> _Exercise description_: Transcribe each record below word for word.

───── Material shown

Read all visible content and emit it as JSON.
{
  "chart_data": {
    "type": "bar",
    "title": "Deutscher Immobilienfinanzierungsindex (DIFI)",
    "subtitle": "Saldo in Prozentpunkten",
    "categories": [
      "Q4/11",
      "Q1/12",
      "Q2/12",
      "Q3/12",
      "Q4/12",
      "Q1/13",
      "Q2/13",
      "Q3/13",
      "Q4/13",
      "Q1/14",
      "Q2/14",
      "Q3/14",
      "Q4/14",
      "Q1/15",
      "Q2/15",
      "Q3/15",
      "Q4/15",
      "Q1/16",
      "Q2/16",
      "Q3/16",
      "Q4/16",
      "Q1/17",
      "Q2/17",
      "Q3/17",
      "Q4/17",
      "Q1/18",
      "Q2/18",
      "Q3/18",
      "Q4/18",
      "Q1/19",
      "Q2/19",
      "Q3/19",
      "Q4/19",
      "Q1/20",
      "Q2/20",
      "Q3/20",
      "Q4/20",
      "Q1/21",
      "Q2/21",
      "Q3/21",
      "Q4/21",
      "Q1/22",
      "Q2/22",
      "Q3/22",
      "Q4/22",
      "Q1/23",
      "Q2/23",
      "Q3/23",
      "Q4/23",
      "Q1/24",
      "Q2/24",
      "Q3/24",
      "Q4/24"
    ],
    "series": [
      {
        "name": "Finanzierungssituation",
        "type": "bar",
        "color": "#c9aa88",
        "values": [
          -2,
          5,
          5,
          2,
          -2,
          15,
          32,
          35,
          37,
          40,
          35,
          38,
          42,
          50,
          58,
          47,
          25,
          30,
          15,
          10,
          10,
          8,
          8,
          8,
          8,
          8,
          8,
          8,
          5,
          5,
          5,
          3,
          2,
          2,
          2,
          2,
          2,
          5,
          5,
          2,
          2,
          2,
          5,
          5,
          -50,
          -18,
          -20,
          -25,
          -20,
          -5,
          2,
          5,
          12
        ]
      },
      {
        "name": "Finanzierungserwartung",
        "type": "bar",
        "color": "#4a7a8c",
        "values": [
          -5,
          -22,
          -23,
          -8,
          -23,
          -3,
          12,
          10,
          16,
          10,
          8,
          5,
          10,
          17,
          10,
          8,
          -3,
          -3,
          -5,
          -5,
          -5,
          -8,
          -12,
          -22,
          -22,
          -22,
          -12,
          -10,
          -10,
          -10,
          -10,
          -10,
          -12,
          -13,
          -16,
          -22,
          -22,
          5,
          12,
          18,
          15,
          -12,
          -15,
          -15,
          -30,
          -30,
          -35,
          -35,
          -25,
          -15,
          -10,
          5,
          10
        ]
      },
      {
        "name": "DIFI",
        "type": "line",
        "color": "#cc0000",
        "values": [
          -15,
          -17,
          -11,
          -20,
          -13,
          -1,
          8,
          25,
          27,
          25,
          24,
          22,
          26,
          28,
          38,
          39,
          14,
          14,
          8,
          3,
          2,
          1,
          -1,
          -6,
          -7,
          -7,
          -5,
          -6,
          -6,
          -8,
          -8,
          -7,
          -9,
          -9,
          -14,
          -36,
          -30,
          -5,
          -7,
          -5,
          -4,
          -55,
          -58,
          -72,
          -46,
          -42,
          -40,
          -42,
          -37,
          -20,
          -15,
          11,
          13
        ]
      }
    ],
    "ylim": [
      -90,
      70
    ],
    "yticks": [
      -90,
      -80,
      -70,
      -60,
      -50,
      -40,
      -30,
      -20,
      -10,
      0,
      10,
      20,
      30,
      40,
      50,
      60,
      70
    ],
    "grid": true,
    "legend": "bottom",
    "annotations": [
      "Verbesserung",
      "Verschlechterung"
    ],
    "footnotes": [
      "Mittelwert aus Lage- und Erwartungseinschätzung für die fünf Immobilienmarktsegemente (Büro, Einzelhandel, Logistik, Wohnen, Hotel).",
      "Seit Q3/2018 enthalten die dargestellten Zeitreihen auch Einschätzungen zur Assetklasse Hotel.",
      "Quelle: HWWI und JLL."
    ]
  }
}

──────────

> _Final result_:
Read all visible content and emit it as JSON.
{
  "chart_data": {
    "type": "bar",
    "title": "Deutscher Immobilienfinanzierungsindex (DIFI)",
    "subtitle": "Saldo in Prozentpunkten",
    "categories": [
      "Q4/11",
      "Q1/12",
      "Q2/12",
      "Q3/12",
      "Q4/12",
      "Q1/13",
      "Q2/13",
      "Q3/13",
      "Q4/13",
      "Q1/14",
      "Q2/14",
      "Q3/14",
      "Q4/14",
      "Q1/15",
      "Q2/15",
      "Q3/15",
      "Q4/15",
      "Q1/16",
      "Q2/16",
      "Q3/16",
      "Q4/16",
      "Q1/17",
      "Q2/17",
      "Q3/17",
      "Q4/17",
      "Q1/18",
      "Q2/18",
      "Q3/18",
      "Q4/18",
      "Q1/19",
      "Q2/19",
      "Q3/19",
      "Q4/19",
      "Q1/20",
      "Q2/20",
      "Q3/20",
      "Q4/20",
      "Q1/21",
      "Q2/21",
      "Q3/21",
      "Q4/21",
      "Q1/22",
      "Q2/22",
      "Q3/22",
      "Q4/22",
      "Q1/23",
      "Q2/23",
      "Q3/23",
      "Q4/23",
      "Q1/24",
      "Q2/24",
      "Q3/24",
      "Q4/24"
    ],
    "series": [
      {
        "name": "Finanzierungssituation",
        "type": "bar",
        "color": "#c9aa88",
        "values": [
          -2,
          5,
          5,
          2,
          -2,
          15,
          32,
          35,
          37,
          40,
          35,
          38,
          42,
          50,
          58,
          47,
          25,
          30,
          15,
          10,
          10,
          8,
          8,
          8,
          8,
          8,
          8,
          8,
          5,
          5,
          5,
          3,
          2,
          2,
          2,
          2,
          2,
          5,
          5,
          2,
          2,
          2,
          5,
          5,
          -50,
          -18,
          -20,
          -25,
          -20,
          -5,
          2,
          5,
          12
        ]
      },
      {
        "name": "Finanzierungserwartung",
        "type": "bar",
        "color": "#4a7a8c",
        "values": [
          -5,
          -22,
          -23,
          -8,
          -23,
          -3,
          12,
          10,
          16,
          10,
          8,
          5,
          10,
          17,
          10,
          8,
          -3,
          -3,
          -5,
          -5,
          -5,
          -8,
          -12,
          -22,
          -22,
          -22,
          -12,
          -10,
          -10,
          -10,
          -10,
          -10,
          -12,
          -13,
          -16,
          -22,
          -22,
          5,
          12,
          18,
          15,
          -12,
          -15,
          -15,
          -30,
          -30,
          -35,
          -35,
          -25,
          -15,
          -10,
          5,
          10
        ]
      },
      {
        "name": "DIFI",
        "type": "line",
        "color": "#cc0000",
        "values": [
          -15,
          -17,
          -11,
          -20,
          -13,
          -1,
          8,
          25,
          27,
          25,
          24,
          22,
          26,
          28,
          38,
          39,
          14,
          14,
          8,
          3,
          2,
          1,
          -1,
          -6,
          -7,
          -7,
          -5,
          -6,
          -6,
          -8,
          -8,
          -7,
          -9,
          -9,
          -14,
          -36,
          -30,
          -5,
          -7,
          -5,
          -4,
          -55,
          -58,
          -72,
          -46,
          -42,
          -40,
          -42,
          -37,
          -20,
          -15,
          11,
          13
        ]
      }
    ],
    "ylim": [
      -90,
      70
    ],
    "yticks": [
      -90,
      -80,
      -70,
      -60,
      -50,
      -40,
      -30,
      -20,
      -10,
      0,
      10,
      20,
      30,
      40,
      50,
      60,
      70
    ],
    "grid": true,
    "legend": "bottom",
    "annotations": [
      "Verbesserung",
      "Verschlechterung"
    ],
    "footnotes": [
      "Mittelwert aus Lage- und Erwartungseinschätzung für die fünf Immobilienmarktsegemente (Büro, Einzelhandel, Logistik, Wohnen, Hotel).",
      "Seit Q3/2018 enthalten die dargestellten Zeitreihen auch Einschätzungen zur Assetklasse Hotel.",
      "Quelle: HWWI und JLL."
    ]
  }
}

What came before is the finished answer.